Aim —
Extract and list every line that contains the word "Google".

Input —
——————————

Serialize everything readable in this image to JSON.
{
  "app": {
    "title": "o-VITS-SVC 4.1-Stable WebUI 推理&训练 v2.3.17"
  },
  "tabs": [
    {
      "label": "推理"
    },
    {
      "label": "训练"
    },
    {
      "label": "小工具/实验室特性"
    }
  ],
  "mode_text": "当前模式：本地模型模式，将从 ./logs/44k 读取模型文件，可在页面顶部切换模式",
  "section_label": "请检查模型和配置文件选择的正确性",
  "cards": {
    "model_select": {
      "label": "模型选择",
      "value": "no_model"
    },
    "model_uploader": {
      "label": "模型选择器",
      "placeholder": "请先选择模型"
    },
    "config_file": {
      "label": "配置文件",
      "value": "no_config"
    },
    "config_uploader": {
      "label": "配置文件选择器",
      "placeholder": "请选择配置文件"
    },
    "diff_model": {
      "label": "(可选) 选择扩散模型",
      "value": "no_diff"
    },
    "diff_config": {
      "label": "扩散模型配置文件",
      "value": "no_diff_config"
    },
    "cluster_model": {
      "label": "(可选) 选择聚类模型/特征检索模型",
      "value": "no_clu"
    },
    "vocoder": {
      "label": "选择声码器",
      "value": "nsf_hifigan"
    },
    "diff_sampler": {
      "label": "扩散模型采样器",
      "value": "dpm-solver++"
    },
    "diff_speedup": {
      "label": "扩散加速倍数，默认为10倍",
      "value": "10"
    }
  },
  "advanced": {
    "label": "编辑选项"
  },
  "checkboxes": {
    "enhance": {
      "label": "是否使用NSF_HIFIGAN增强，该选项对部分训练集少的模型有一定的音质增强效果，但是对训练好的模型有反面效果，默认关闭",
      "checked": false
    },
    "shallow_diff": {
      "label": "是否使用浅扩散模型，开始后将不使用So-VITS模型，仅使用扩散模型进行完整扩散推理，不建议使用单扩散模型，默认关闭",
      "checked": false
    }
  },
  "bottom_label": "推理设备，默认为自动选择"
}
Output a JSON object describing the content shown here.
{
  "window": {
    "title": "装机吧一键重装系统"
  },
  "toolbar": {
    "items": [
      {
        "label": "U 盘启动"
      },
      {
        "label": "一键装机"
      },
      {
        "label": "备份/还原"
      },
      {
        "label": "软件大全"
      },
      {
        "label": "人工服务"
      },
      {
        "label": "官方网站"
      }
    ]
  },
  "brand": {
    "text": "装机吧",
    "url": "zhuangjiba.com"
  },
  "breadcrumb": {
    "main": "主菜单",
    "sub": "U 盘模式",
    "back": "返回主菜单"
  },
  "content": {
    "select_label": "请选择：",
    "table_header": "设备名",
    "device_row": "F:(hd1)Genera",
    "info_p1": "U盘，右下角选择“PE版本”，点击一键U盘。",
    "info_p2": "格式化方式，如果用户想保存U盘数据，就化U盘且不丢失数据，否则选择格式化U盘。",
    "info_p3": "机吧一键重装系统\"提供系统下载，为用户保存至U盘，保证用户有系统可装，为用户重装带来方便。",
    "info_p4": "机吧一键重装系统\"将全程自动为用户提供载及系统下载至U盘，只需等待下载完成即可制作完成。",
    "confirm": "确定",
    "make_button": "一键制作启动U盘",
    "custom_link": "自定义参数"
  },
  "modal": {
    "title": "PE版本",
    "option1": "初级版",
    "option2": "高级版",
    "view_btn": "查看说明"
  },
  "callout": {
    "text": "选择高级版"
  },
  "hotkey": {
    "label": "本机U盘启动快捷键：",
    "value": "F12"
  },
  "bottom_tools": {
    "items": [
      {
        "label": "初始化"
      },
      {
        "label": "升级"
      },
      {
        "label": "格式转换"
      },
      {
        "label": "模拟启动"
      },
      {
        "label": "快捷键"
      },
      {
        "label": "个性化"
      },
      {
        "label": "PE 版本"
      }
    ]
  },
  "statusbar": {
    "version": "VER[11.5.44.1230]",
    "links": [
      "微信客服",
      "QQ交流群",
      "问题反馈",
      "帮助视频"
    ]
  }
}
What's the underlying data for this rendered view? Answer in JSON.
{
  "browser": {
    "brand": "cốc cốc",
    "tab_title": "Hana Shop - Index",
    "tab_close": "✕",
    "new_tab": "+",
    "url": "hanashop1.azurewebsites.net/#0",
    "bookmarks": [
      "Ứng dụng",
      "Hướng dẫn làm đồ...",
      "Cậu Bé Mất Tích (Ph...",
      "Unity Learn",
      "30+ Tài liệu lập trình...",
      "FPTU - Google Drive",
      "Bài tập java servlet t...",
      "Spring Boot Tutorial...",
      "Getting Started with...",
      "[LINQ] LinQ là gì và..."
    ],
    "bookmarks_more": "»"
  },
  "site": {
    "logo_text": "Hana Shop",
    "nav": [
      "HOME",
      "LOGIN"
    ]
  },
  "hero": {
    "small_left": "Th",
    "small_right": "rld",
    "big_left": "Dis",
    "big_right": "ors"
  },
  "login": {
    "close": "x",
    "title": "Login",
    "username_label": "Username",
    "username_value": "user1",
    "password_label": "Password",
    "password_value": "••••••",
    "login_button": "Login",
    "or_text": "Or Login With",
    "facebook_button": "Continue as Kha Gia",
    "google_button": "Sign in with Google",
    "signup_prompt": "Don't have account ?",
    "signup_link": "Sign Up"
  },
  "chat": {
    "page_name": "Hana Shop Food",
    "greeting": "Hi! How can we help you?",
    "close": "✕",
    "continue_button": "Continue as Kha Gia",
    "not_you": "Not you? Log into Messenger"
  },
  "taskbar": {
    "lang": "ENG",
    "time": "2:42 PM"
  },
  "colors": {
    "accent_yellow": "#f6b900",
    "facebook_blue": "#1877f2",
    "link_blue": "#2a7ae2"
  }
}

——————————

Reply —
      "FPTU - Google Drive",
    "google_button": "Sign in with Google",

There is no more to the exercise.